:: Exercise details ::
Write out the entire listing below exactly, with the pictures left out.

:: Entries supplied ::
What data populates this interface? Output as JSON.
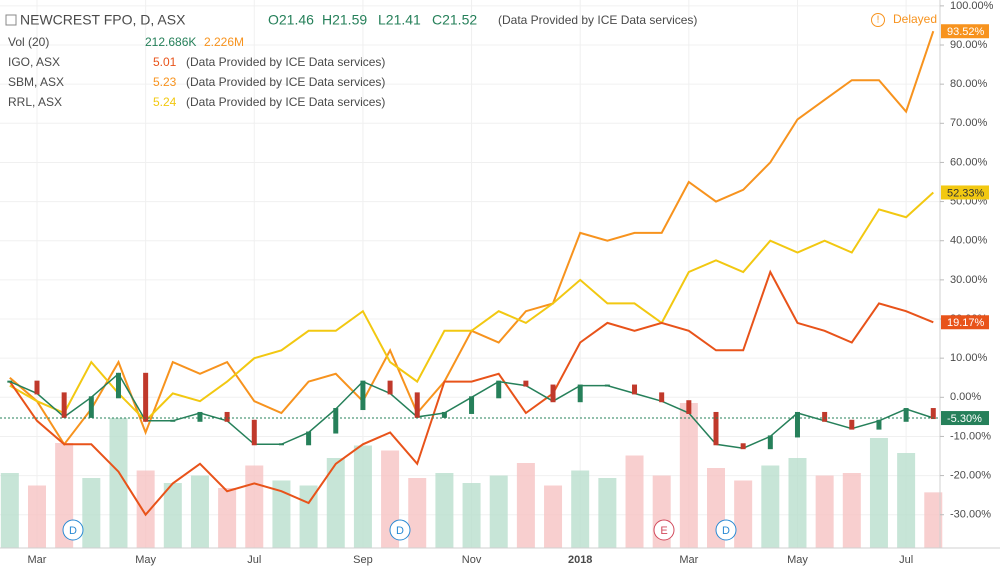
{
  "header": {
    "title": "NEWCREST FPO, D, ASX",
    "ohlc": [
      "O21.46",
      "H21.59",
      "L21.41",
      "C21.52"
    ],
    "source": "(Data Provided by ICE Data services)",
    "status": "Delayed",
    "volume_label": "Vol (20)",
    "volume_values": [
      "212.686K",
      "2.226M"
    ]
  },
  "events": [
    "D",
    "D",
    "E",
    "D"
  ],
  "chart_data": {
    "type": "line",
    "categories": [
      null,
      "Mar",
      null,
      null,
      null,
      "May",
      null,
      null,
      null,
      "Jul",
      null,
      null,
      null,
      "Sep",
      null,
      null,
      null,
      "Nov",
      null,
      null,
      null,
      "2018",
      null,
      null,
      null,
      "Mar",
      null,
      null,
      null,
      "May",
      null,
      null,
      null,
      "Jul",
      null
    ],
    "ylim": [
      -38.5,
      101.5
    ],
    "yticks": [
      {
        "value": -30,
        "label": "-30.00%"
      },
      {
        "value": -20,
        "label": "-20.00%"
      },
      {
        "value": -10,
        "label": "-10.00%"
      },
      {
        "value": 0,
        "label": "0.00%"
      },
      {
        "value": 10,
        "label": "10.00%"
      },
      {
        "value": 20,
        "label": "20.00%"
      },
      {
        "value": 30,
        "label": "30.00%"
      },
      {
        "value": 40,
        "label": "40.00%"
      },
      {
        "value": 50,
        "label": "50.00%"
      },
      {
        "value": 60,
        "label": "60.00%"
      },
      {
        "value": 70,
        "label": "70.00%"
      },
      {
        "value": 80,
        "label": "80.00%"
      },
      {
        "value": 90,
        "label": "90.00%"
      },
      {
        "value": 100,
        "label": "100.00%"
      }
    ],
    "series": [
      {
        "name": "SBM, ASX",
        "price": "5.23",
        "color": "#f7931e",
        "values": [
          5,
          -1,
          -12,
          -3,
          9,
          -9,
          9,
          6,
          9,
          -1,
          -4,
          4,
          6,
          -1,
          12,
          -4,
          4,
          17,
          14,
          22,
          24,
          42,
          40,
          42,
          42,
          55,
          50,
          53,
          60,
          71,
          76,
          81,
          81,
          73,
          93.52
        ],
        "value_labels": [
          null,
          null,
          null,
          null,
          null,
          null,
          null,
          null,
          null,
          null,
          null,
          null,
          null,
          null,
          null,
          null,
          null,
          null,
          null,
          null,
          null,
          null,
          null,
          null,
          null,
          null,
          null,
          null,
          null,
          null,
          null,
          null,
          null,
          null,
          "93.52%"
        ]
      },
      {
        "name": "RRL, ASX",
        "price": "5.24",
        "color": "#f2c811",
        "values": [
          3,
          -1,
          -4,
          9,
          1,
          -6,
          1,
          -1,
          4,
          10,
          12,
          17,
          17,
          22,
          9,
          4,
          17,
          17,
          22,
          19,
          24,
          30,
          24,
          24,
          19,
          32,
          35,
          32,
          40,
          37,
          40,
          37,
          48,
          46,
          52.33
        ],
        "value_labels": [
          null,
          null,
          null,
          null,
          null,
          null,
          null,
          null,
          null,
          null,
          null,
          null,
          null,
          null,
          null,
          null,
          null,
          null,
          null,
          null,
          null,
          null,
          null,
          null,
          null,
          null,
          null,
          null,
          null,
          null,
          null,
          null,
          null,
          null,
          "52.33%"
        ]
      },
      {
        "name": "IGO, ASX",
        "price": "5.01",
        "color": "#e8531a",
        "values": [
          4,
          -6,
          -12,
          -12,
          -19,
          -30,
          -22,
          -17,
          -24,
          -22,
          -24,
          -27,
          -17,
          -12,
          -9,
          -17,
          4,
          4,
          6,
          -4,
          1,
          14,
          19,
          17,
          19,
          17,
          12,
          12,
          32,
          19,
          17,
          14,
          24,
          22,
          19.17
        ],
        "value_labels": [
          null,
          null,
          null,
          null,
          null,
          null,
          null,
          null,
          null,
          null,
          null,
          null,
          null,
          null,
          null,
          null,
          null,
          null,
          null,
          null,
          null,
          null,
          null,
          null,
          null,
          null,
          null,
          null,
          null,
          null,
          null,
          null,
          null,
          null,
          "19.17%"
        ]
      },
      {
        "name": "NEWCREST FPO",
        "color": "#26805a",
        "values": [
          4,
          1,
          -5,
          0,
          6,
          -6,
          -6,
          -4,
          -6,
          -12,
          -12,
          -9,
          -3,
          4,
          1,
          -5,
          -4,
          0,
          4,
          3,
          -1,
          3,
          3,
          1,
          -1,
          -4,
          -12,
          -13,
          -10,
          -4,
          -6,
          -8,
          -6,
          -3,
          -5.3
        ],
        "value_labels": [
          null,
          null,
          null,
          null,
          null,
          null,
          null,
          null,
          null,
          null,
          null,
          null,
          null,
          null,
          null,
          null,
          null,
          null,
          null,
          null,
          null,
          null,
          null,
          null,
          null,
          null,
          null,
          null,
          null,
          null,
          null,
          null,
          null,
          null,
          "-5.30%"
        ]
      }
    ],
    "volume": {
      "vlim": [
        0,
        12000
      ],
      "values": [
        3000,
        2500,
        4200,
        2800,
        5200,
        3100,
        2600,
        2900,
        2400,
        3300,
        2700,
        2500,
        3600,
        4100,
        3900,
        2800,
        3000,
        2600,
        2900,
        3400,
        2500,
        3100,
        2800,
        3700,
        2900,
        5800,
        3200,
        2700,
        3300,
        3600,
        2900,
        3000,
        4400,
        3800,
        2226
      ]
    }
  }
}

:: Solution to this problem ::
What data populates this interface? Output as JSON.
{
  "header": {
    "title": "NEWCREST FPO, D, ASX",
    "ohlc": [
      "O21.46",
      "H21.59",
      "L21.41",
      "C21.52"
    ],
    "source": "(Data Provided by ICE Data services)",
    "status": "Delayed",
    "volume_label": "Vol (20)",
    "volume_values": [
      "212.686K",
      "2.226M"
    ]
  },
  "events": [
    "D",
    "D",
    "E",
    "D"
  ],
  "chart_data": {
    "type": "line",
    "categories": [
      null,
      "Mar",
      null,
      null,
      null,
      "May",
      null,
      null,
      null,
      "Jul",
      null,
      null,
      null,
      "Sep",
      null,
      null,
      null,
      "Nov",
      null,
      null,
      null,
      "2018",
      null,
      null,
      null,
      "Mar",
      null,
      null,
      null,
      "May",
      null,
      null,
      null,
      "Jul",
      null
    ],
    "ylim": [
      -38.5,
      101.5
    ],
    "yticks": [
      {
        "value": -30,
        "label": "-30.00%"
      },
      {
        "value": -20,
        "label": "-20.00%"
      },
      {
        "value": -10,
        "label": "-10.00%"
      },
      {
        "value": 0,
        "label": "0.00%"
      },
      {
        "value": 10,
        "label": "10.00%"
      },
      {
        "value": 20,
        "label": "20.00%"
      },
      {
        "value": 30,
        "label": "30.00%"
      },
      {
        "value": 40,
        "label": "40.00%"
      },
      {
        "value": 50,
        "label": "50.00%"
      },
      {
        "value": 60,
        "label": "60.00%"
      },
      {
        "value": 70,
        "label": "70.00%"
      },
      {
        "value": 80,
        "label": "80.00%"
      },
      {
        "value": 90,
        "label": "90.00%"
      },
      {
        "value": 100,
        "label": "100.00%"
      }
    ],
    "series": [
      {
        "name": "SBM, ASX",
        "price": "5.23",
        "color": "#f7931e",
        "values": [
          5,
          -1,
          -12,
          -3,
          9,
          -9,
          9,
          6,
          9,
          -1,
          -4,
          4,
          6,
          -1,
          12,
          -4,
          4,
          17,
          14,
          22,
          24,
          42,
          40,
          42,
          42,
          55,
          50,
          53,
          60,
          71,
          76,
          81,
          81,
          73,
          93.52
        ],
        "value_labels": [
          null,
          null,
          null,
          null,
          null,
          null,
          null,
          null,
          null,
          null,
          null,
          null,
          null,
          null,
          null,
          null,
          null,
          null,
          null,
          null,
          null,
          null,
          null,
          null,
          null,
          null,
          null,
          null,
          null,
          null,
          null,
          null,
          null,
          null,
          "93.52%"
        ]
      },
      {
        "name": "RRL, ASX",
        "price": "5.24",
        "color": "#f2c811",
        "values": [
          3,
          -1,
          -4,
          9,
          1,
          -6,
          1,
          -1,
          4,
          10,
          12,
          17,
          17,
          22,
          9,
          4,
          17,
          17,
          22,
          19,
          24,
          30,
          24,
          24,
          19,
          32,
          35,
          32,
          40,
          37,
          40,
          37,
          48,
          46,
          52.33
        ],
        "value_labels": [
          null,
          null,
          null,
          null,
          null,
          null,
          null,
          null,
          null,
          null,
          null,
          null,
          null,
          null,
          null,
          null,
          null,
          null,
          null,
          null,
          null,
          null,
          null,
          null,
          null,
          null,
          null,
          null,
          null,
          null,
          null,
          null,
          null,
          null,
          "52.33%"
        ]
      },
      {
        "name": "IGO, ASX",
        "price": "5.01",
        "color": "#e8531a",
        "values": [
          4,
          -6,
          -12,
          -12,
          -19,
          -30,
          -22,
          -17,
          -24,
          -22,
          -24,
          -27,
          -17,
          -12,
          -9,
          -17,
          4,
          4,
          6,
          -4,
          1,
          14,
          19,
          17,
          19,
          17,
          12,
          12,
          32,
          19,
          17,
          14,
          24,
          22,
          19.17
        ],
        "value_labels": [
          null,
          null,
          null,
          null,
          null,
          null,
          null,
          null,
          null,
          null,
          null,
          null,
          null,
          null,
          null,
          null,
          null,
          null,
          null,
          null,
          null,
          null,
          null,
          null,
          null,
          null,
          null,
          null,
          null,
          null,
          null,
          null,
          null,
          null,
          "19.17%"
        ]
      },
      {
        "name": "NEWCREST FPO",
        "color": "#26805a",
        "values": [
          4,
          1,
          -5,
          0,
          6,
          -6,
          -6,
          -4,
          -6,
          -12,
          -12,
          -9,
          -3,
          4,
          1,
          -5,
          -4,
          0,
          4,
          3,
          -1,
          3,
          3,
          1,
          -1,
          -4,
          -12,
          -13,
          -10,
          -4,
          -6,
          -8,
          -6,
          -3,
          -5.3
        ],
        "value_labels": [
          null,
          null,
          null,
          null,
          null,
          null,
          null,
          null,
          null,
          null,
          null,
          null,
          null,
          null,
          null,
          null,
          null,
          null,
          null,
          null,
          null,
          null,
          null,
          null,
          null,
          null,
          null,
          null,
          null,
          null,
          null,
          null,
          null,
          null,
          "-5.30%"
        ]
      }
    ],
    "volume": {
      "vlim": [
        0,
        12000
      ],
      "values": [
        3000,
        2500,
        4200,
        2800,
        5200,
        3100,
        2600,
        2900,
        2400,
        3300,
        2700,
        2500,
        3600,
        4100,
        3900,
        2800,
        3000,
        2600,
        2900,
        3400,
        2500,
        3100,
        2800,
        3700,
        2900,
        5800,
        3200,
        2700,
        3300,
        3600,
        2900,
        3000,
        4400,
        3800,
        2226
      ]
    }
  }
}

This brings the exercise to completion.